## Begin

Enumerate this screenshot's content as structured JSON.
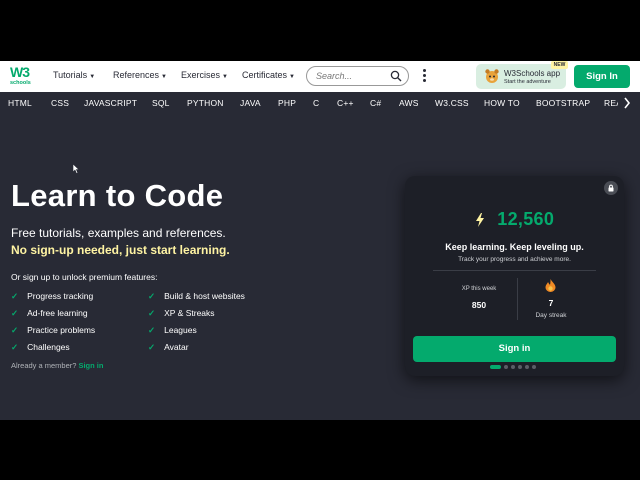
{
  "brand": {
    "logo_text": "W3",
    "logo_sub": "schools",
    "green": "#04aa6d",
    "dark": "#282a35",
    "yellow": "#fff4a3"
  },
  "topnav": {
    "menus": [
      "Tutorials",
      "References",
      "Exercises",
      "Certificates"
    ],
    "search": {
      "placeholder": "Search..."
    },
    "app": {
      "title": "W3Schools app",
      "subtitle": "Start the adventure",
      "badge": "NEW"
    },
    "signin": "Sign In"
  },
  "subnav": [
    "HTML",
    "CSS",
    "JAVASCRIPT",
    "SQL",
    "PYTHON",
    "JAVA",
    "PHP",
    "C",
    "C++",
    "C#",
    "AWS",
    "W3.CSS",
    "HOW TO",
    "BOOTSTRAP",
    "REA"
  ],
  "hero": {
    "title": "Learn to Code",
    "subtitle": "Free tutorials, examples and references.",
    "highlight": "No sign-up needed, just start learning.",
    "unlock": "Or sign up to unlock premium features:",
    "features_left": [
      "Progress tracking",
      "Ad-free learning",
      "Practice problems",
      "Challenges"
    ],
    "features_right": [
      "Build & host websites",
      "XP & Streaks",
      "Leagues",
      "Avatar"
    ],
    "member_text": "Already a member?",
    "member_link": "Sign in"
  },
  "card": {
    "xp": "12,560",
    "heading": "Keep learning. Keep leveling up.",
    "subheading": "Track your progress and achieve more.",
    "stat1_label": "XP this week",
    "stat1_value": "850",
    "stat2_value": "7",
    "stat2_label": "Day streak",
    "button": "Sign in",
    "carousel_active": 1,
    "carousel_total": 6
  },
  "icons": [
    "lock-icon",
    "bolt-icon",
    "flame-icon",
    "search-icon",
    "check-icon",
    "chevron-right-icon",
    "kebab-menu-icon",
    "mascot-icon"
  ]
}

## End

PROBLEM TO SOLVE → Pick out the lines above containing the word "subtitle", then copy them.

FULL SOLUTION →
      "subtitle": "Start the adventure",
    "subtitle": "Free tutorials, examples and references.",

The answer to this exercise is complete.